### Problem to solve
What number of lines contain the word "object"? Reply with the number and nothing else.

### Recorded information
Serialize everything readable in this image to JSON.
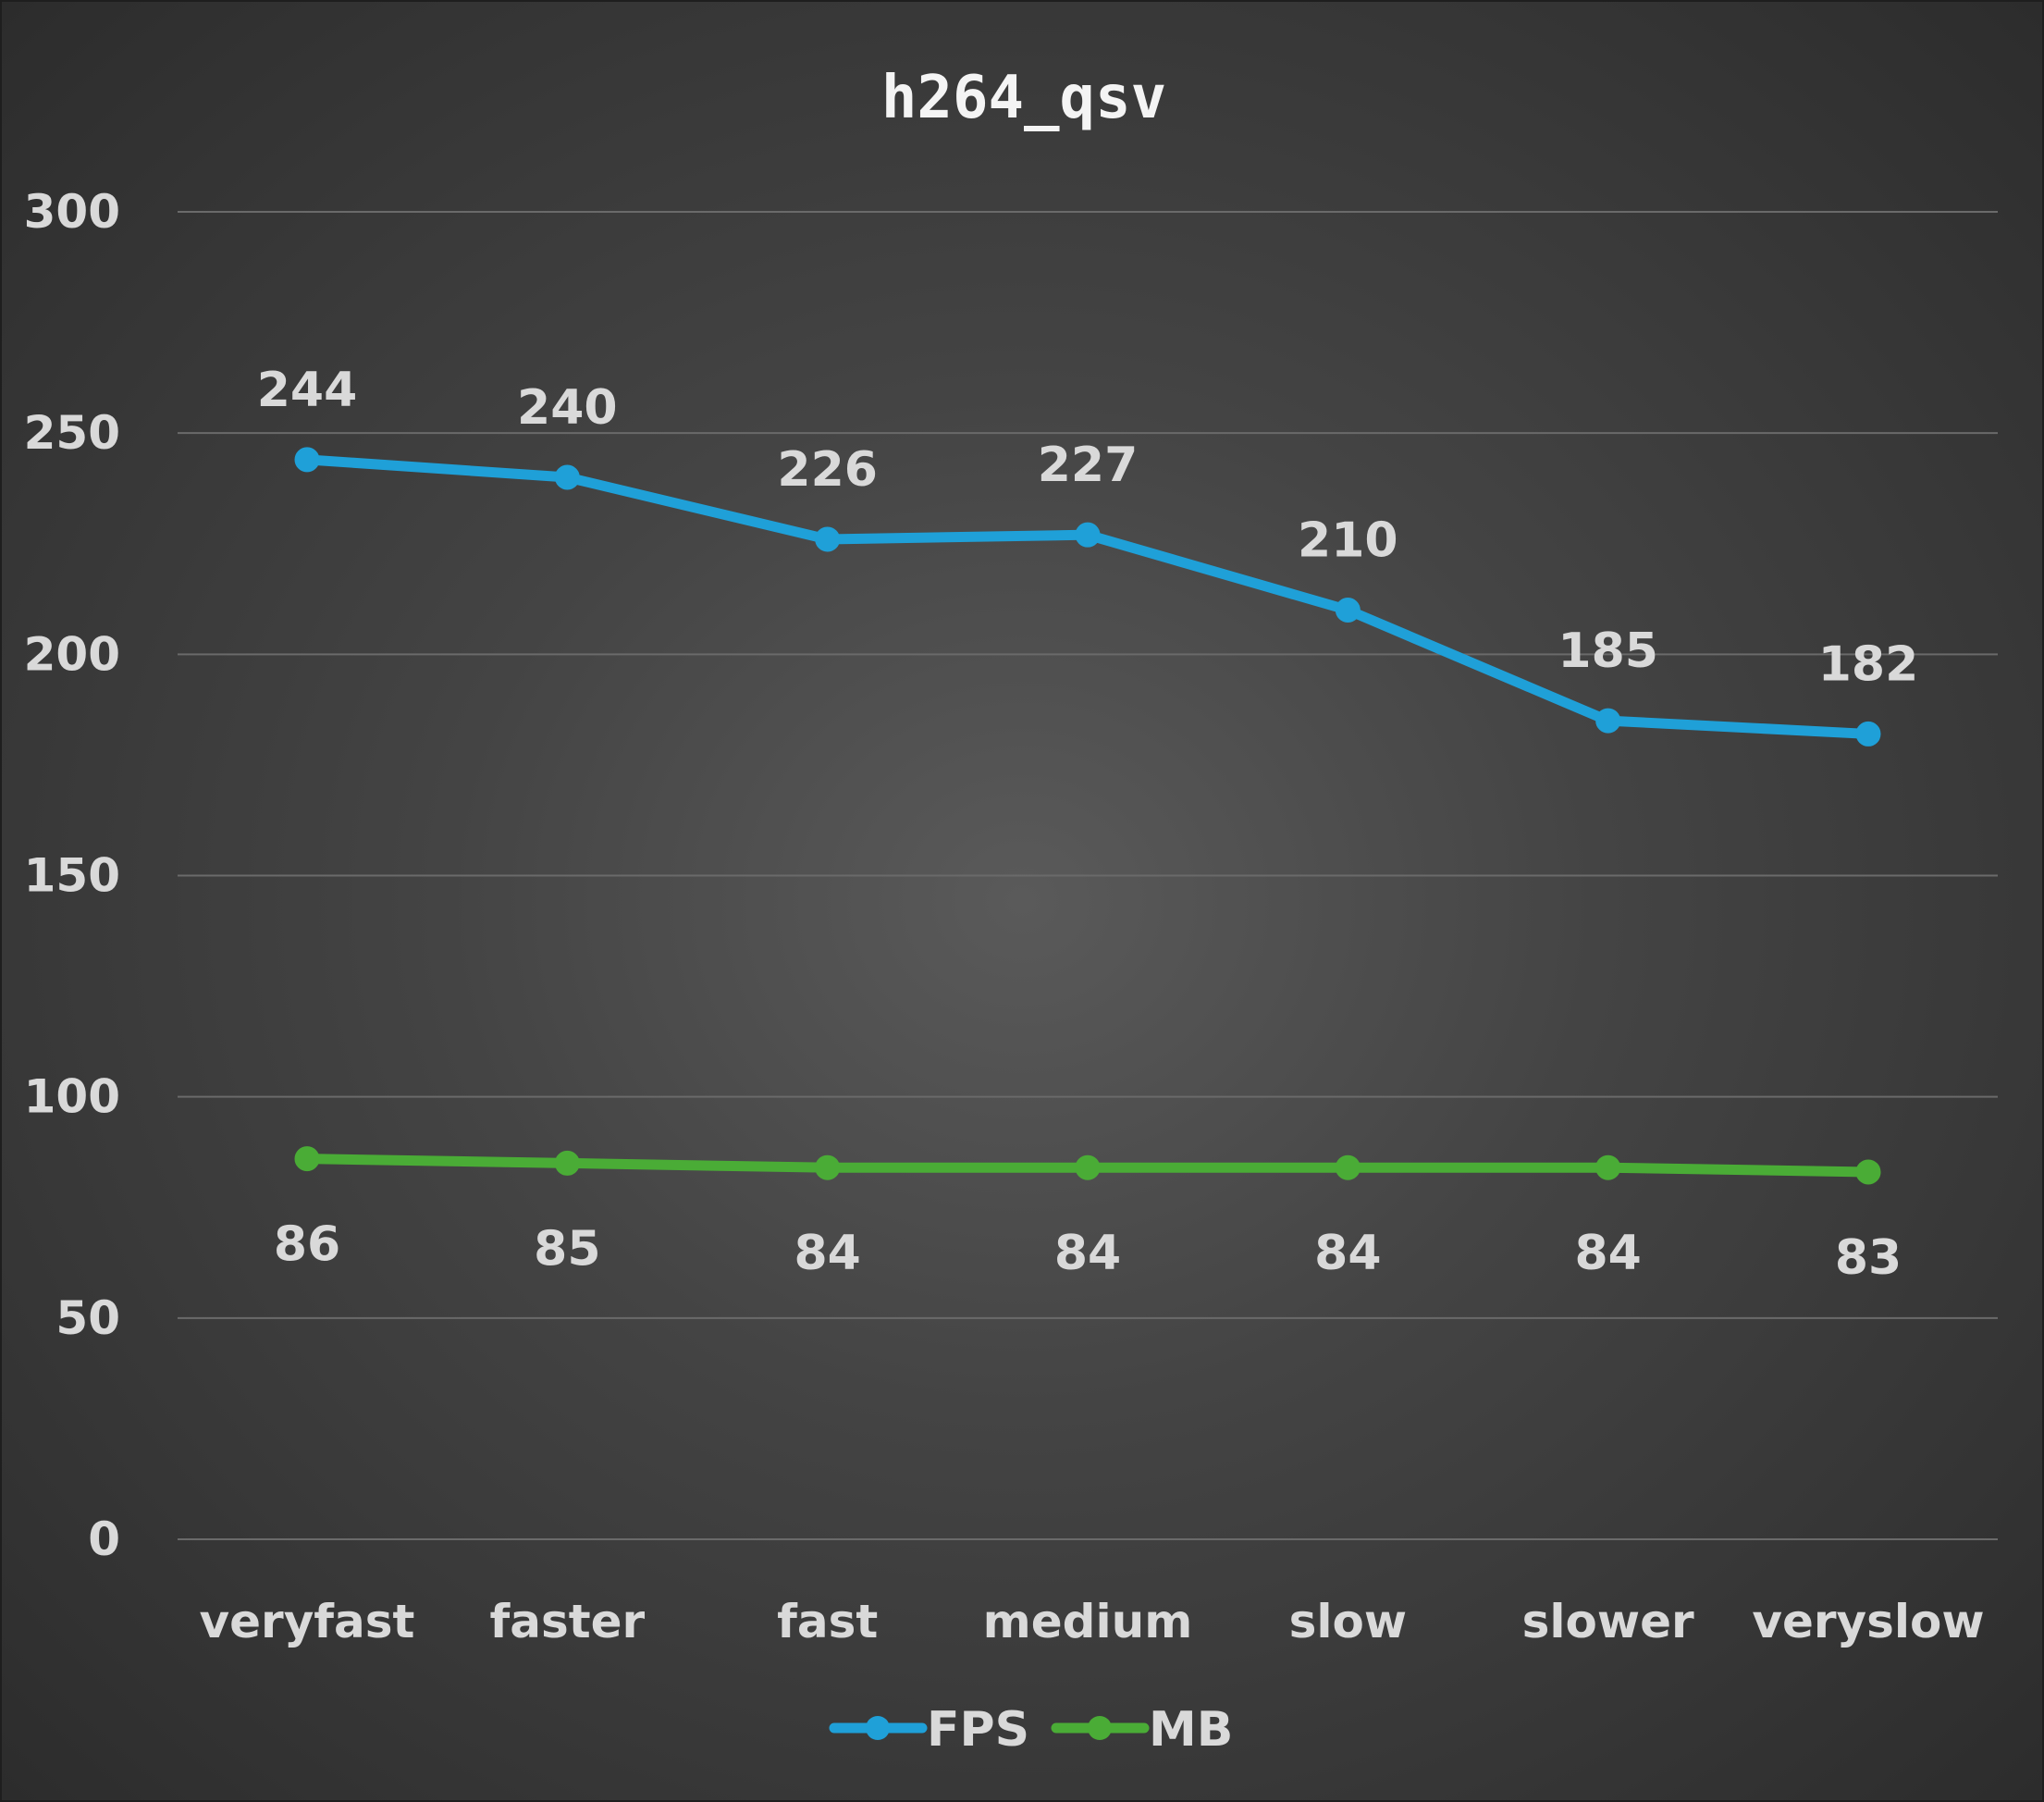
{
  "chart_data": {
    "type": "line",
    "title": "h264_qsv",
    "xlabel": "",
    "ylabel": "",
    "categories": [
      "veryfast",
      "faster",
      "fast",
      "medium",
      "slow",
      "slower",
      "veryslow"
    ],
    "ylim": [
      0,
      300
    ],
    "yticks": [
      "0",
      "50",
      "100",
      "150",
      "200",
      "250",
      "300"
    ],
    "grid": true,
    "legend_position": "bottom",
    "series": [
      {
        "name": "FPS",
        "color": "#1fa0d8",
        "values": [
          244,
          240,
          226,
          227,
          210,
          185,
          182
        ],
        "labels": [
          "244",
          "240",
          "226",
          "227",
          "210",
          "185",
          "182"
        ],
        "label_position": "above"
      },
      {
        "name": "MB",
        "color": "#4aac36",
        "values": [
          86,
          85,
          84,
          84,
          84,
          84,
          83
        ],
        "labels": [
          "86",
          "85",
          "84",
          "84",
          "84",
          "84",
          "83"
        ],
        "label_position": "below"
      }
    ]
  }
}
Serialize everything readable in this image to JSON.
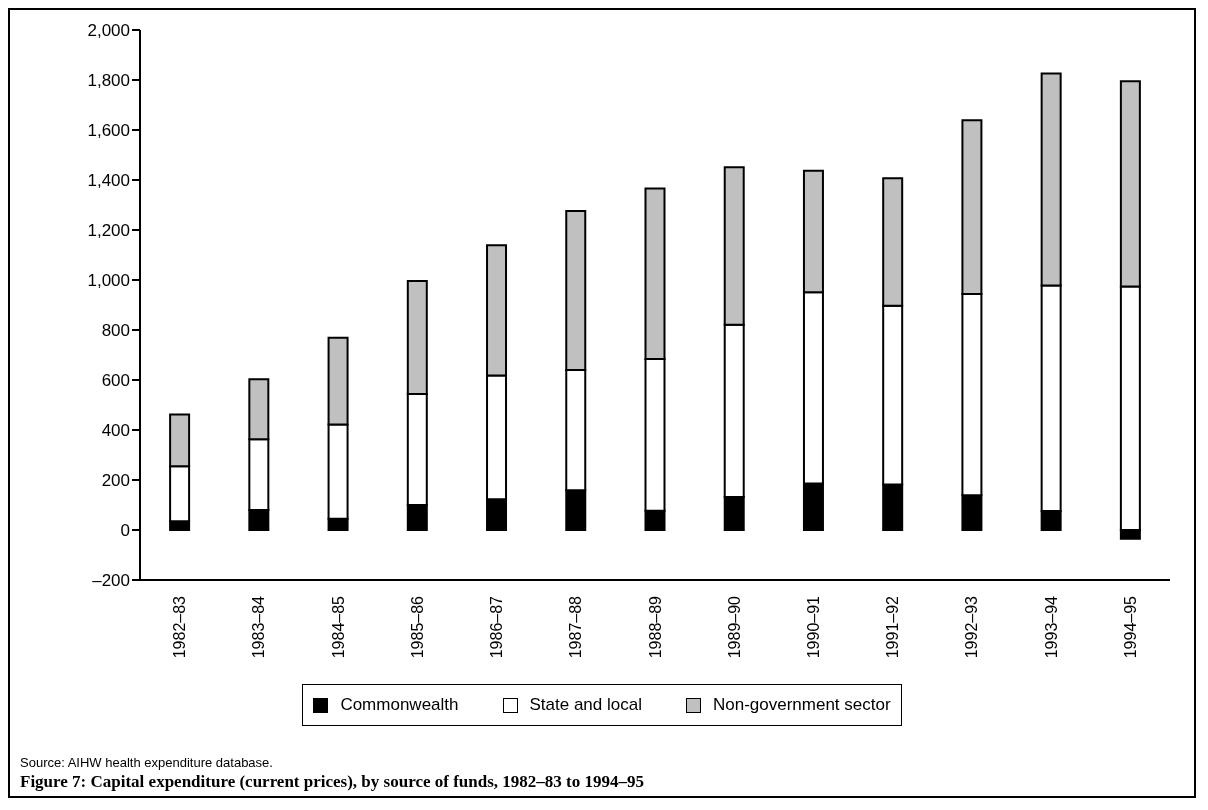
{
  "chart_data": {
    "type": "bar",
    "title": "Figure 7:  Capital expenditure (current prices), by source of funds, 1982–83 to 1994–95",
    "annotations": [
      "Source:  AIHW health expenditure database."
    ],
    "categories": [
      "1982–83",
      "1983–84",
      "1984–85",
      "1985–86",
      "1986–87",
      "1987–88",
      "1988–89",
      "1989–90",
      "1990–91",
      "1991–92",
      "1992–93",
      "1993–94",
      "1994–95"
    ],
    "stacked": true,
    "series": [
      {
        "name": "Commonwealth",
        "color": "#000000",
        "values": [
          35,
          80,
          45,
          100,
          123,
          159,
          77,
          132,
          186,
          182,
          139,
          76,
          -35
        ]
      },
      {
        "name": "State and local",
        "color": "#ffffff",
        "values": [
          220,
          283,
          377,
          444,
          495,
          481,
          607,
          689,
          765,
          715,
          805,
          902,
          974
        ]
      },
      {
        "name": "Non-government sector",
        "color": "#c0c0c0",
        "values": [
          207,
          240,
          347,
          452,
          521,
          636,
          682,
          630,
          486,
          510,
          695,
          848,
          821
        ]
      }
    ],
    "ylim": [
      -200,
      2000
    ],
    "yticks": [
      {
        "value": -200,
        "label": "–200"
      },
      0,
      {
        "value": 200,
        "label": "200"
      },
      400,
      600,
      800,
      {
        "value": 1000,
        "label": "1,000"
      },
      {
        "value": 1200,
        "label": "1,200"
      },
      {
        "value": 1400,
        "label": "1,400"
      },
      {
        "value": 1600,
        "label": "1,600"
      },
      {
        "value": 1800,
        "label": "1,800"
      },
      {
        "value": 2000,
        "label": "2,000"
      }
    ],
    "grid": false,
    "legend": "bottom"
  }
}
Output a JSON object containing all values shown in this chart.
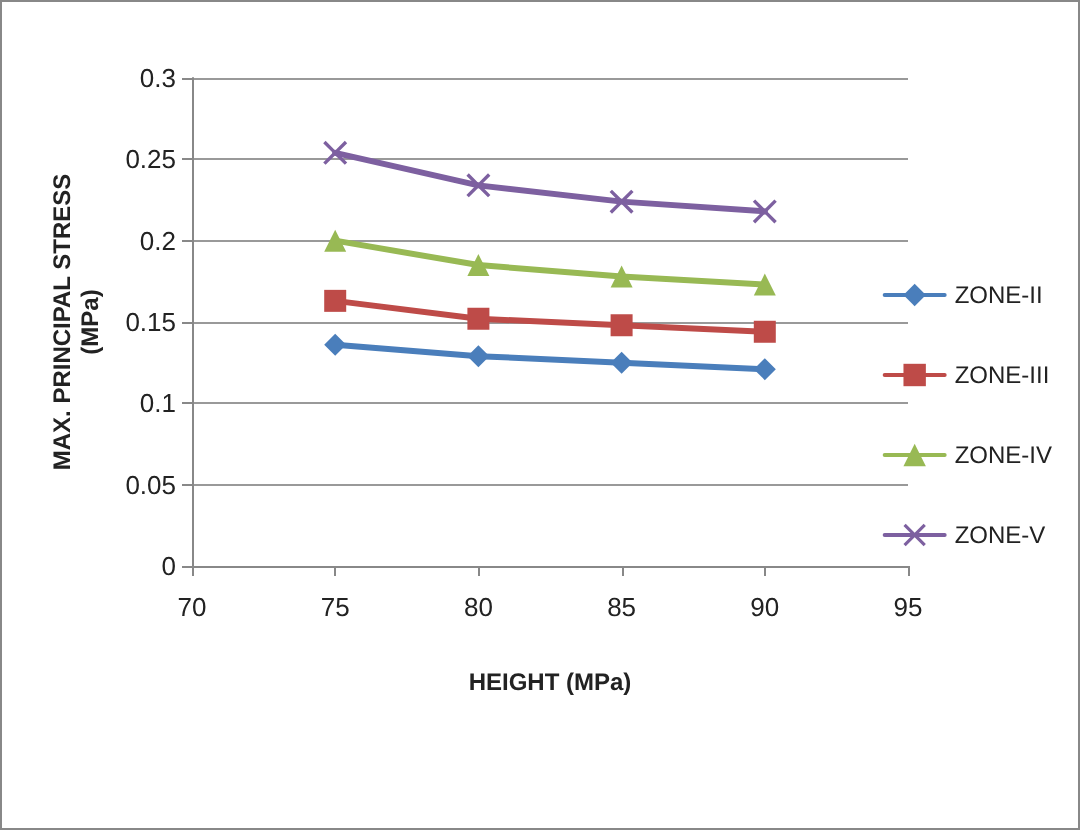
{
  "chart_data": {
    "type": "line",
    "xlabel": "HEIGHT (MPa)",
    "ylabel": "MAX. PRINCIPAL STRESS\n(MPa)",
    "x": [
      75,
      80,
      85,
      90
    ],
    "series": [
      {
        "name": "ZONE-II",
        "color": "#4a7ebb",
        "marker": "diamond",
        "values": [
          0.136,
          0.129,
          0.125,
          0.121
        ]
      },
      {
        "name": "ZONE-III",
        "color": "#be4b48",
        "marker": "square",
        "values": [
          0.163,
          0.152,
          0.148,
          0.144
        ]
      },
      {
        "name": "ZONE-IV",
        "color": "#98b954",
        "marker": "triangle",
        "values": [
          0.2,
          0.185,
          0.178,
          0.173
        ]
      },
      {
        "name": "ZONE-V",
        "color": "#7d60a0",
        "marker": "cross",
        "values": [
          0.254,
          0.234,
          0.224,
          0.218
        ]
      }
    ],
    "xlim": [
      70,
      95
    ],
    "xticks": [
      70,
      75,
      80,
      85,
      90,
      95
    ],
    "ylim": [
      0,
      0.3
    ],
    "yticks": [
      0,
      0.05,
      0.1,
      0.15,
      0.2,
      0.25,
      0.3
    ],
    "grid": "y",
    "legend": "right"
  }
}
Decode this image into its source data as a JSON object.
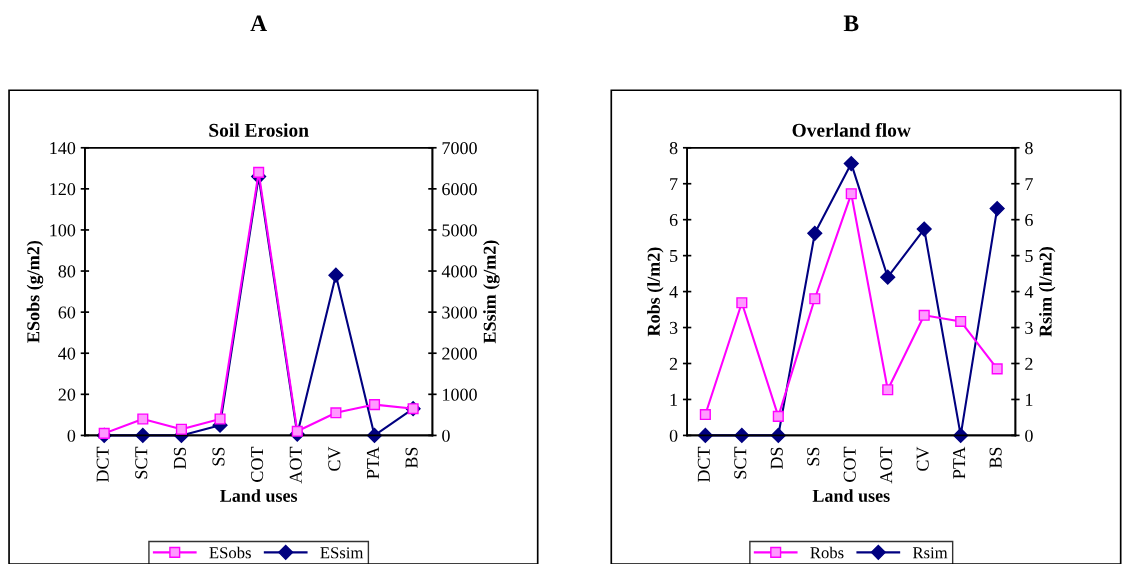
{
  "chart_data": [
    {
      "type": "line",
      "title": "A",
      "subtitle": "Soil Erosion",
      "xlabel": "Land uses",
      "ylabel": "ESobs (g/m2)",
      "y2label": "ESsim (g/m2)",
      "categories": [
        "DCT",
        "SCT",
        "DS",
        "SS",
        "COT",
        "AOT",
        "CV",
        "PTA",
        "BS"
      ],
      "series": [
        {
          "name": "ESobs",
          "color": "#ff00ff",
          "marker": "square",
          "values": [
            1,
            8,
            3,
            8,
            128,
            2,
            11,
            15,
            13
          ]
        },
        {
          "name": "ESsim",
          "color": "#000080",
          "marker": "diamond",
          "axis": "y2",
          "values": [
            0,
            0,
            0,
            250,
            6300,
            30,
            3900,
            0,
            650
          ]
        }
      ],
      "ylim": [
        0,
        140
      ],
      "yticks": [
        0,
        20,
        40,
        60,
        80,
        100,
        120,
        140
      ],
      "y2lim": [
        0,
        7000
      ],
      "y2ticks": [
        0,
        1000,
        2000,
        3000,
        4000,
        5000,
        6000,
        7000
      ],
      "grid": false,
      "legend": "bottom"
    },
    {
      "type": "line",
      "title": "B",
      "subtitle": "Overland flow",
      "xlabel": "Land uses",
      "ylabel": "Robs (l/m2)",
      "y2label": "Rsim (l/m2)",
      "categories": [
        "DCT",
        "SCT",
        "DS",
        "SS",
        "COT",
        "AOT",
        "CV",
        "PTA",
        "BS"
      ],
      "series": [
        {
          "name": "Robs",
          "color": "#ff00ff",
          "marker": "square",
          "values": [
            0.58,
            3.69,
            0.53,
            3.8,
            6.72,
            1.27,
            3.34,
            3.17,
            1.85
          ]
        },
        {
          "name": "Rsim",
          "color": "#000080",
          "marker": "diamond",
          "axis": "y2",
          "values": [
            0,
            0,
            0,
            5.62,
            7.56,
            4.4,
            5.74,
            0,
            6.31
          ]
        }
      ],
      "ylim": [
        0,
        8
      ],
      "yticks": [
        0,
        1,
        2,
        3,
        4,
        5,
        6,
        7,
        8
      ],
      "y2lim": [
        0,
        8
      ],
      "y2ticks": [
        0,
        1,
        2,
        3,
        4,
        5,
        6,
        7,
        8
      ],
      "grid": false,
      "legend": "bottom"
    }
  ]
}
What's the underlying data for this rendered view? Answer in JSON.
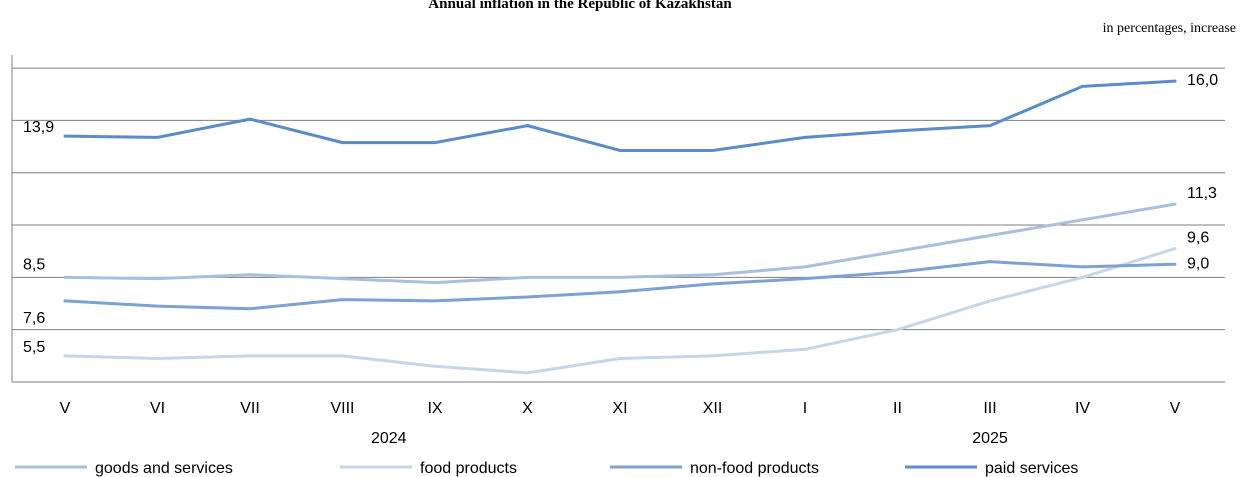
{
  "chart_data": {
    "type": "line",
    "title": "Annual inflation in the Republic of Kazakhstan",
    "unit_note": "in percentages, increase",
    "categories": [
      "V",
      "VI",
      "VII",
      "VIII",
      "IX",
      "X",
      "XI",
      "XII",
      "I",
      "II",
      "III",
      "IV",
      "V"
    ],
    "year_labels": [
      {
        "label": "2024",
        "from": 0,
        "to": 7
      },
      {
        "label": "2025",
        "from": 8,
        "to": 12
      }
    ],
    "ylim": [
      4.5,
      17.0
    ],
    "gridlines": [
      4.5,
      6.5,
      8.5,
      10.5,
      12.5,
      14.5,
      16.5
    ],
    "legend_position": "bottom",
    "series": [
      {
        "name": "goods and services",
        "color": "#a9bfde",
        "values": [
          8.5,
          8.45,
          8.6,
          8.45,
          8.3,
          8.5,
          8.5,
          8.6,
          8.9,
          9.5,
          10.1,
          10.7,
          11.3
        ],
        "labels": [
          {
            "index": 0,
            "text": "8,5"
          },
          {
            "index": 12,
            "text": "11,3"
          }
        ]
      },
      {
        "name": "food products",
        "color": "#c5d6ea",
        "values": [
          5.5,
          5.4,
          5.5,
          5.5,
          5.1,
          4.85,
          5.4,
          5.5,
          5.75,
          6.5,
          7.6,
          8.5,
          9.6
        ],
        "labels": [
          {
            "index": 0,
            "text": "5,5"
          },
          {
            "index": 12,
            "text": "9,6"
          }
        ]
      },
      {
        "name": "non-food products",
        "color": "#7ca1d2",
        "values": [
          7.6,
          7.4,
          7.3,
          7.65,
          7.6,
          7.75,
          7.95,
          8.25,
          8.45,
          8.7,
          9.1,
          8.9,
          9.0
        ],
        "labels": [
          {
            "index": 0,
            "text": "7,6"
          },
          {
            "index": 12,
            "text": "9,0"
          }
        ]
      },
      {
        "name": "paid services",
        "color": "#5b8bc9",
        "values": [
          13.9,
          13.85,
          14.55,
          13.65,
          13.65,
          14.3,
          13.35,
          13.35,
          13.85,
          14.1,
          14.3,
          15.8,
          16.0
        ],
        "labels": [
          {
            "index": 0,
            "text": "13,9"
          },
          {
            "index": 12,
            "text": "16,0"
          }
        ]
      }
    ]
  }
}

### Response
2